STATED EXERCISE — Transcribe each line exactly.
--- start THE DATA ---
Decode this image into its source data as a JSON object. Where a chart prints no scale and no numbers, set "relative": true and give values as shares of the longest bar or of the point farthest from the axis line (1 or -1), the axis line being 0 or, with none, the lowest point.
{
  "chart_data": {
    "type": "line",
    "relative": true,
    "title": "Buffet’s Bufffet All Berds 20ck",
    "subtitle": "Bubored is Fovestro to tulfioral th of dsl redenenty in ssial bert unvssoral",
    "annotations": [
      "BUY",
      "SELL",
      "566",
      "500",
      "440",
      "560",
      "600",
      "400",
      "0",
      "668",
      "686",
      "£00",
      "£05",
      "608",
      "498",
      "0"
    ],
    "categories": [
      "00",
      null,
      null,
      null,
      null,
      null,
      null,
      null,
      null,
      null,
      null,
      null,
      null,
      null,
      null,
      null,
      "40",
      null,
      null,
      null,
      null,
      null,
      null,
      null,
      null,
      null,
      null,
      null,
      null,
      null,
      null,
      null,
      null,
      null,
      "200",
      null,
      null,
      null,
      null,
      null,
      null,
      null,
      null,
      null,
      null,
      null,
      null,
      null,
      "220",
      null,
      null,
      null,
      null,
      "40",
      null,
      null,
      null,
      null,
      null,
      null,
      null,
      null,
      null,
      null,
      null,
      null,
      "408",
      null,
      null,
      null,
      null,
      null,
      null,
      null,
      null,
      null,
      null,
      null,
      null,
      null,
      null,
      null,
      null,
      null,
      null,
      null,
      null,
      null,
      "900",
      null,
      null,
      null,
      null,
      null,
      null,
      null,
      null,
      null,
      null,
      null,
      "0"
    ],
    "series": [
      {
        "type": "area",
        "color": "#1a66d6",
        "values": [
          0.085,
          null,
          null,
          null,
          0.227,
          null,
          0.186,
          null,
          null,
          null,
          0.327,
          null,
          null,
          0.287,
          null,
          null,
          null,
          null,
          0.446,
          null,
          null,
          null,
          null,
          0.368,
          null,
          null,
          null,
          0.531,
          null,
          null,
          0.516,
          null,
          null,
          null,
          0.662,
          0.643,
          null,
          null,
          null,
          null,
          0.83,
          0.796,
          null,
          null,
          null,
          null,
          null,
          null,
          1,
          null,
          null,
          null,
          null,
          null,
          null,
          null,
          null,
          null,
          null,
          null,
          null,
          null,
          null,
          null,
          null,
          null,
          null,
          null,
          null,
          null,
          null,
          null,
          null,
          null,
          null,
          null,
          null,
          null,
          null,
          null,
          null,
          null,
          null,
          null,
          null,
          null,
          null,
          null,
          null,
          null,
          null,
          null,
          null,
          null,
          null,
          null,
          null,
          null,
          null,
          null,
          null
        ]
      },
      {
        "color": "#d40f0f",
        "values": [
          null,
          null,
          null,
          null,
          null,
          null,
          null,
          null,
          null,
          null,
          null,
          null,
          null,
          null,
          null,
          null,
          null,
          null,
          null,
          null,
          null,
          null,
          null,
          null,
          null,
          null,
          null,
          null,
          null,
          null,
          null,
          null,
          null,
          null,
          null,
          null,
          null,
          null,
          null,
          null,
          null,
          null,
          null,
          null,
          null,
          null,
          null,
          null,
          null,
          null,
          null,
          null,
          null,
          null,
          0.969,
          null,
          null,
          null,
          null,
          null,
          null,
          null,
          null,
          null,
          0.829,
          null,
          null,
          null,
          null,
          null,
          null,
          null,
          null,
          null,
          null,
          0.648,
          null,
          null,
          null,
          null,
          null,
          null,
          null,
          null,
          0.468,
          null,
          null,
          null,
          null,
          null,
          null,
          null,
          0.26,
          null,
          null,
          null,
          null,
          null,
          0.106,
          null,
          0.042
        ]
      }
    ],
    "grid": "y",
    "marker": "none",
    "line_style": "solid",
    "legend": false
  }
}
--- end THE DATA ---
WRITTEN SOLUTION —
Decode this image into its source data as a JSON object. Where a chart prints no scale and no numbers, set "relative": true and give values as shares of the longest bar or of the point farthest from the axis line (1 or -1), the axis line being 0 or, with none, the lowest point.
{
  "chart_data": {
    "type": "line",
    "relative": true,
    "title": "Buffet’s Bufffet All Berds 20ck",
    "subtitle": "Bubored is Fovestro to tulfioral th of dsl redenenty in ssial bert unvssoral",
    "annotations": [
      "BUY",
      "SELL",
      "566",
      "500",
      "440",
      "560",
      "600",
      "400",
      "0",
      "668",
      "686",
      "£00",
      "£05",
      "608",
      "498",
      "0"
    ],
    "categories": [
      "00",
      null,
      null,
      null,
      null,
      null,
      null,
      null,
      null,
      null,
      null,
      null,
      null,
      null,
      null,
      null,
      "40",
      null,
      null,
      null,
      null,
      null,
      null,
      null,
      null,
      null,
      null,
      null,
      null,
      null,
      null,
      null,
      null,
      null,
      "200",
      null,
      null,
      null,
      null,
      null,
      null,
      null,
      null,
      null,
      null,
      null,
      null,
      null,
      "220",
      null,
      null,
      null,
      null,
      "40",
      null,
      null,
      null,
      null,
      null,
      null,
      null,
      null,
      null,
      null,
      null,
      null,
      "408",
      null,
      null,
      null,
      null,
      null,
      null,
      null,
      null,
      null,
      null,
      null,
      null,
      null,
      null,
      null,
      null,
      null,
      null,
      null,
      null,
      null,
      "900",
      null,
      null,
      null,
      null,
      null,
      null,
      null,
      null,
      null,
      null,
      null,
      "0"
    ],
    "series": [
      {
        "type": "area",
        "color": "#1a66d6",
        "values": [
          0.085,
          null,
          null,
          null,
          0.227,
          null,
          0.186,
          null,
          null,
          null,
          0.327,
          null,
          null,
          0.287,
          null,
          null,
          null,
          null,
          0.446,
          null,
          null,
          null,
          null,
          0.368,
          null,
          null,
          null,
          0.531,
          null,
          null,
          0.516,
          null,
          null,
          null,
          0.662,
          0.643,
          null,
          null,
          null,
          null,
          0.83,
          0.796,
          null,
          null,
          null,
          null,
          null,
          null,
          1,
          null,
          null,
          null,
          null,
          null,
          null,
          null,
          null,
          null,
          null,
          null,
          null,
          null,
          null,
          null,
          null,
          null,
          null,
          null,
          null,
          null,
          null,
          null,
          null,
          null,
          null,
          null,
          null,
          null,
          null,
          null,
          null,
          null,
          null,
          null,
          null,
          null,
          null,
          null,
          null,
          null,
          null,
          null,
          null,
          null,
          null,
          null,
          null,
          null,
          null,
          null,
          null
        ]
      },
      {
        "color": "#d40f0f",
        "values": [
          null,
          null,
          null,
          null,
          null,
          null,
          null,
          null,
          null,
          null,
          null,
          null,
          null,
          null,
          null,
          null,
          null,
          null,
          null,
          null,
          null,
          null,
          null,
          null,
          null,
          null,
          null,
          null,
          null,
          null,
          null,
          null,
          null,
          null,
          null,
          null,
          null,
          null,
          null,
          null,
          null,
          null,
          null,
          null,
          null,
          null,
          null,
          null,
          null,
          null,
          null,
          null,
          null,
          null,
          0.969,
          null,
          null,
          null,
          null,
          null,
          null,
          null,
          null,
          null,
          0.829,
          null,
          null,
          null,
          null,
          null,
          null,
          null,
          null,
          null,
          null,
          0.648,
          null,
          null,
          null,
          null,
          null,
          null,
          null,
          null,
          0.468,
          null,
          null,
          null,
          null,
          null,
          null,
          null,
          0.26,
          null,
          null,
          null,
          null,
          null,
          0.106,
          null,
          0.042
        ]
      }
    ],
    "grid": "y",
    "marker": "none",
    "line_style": "solid",
    "legend": false
  }
}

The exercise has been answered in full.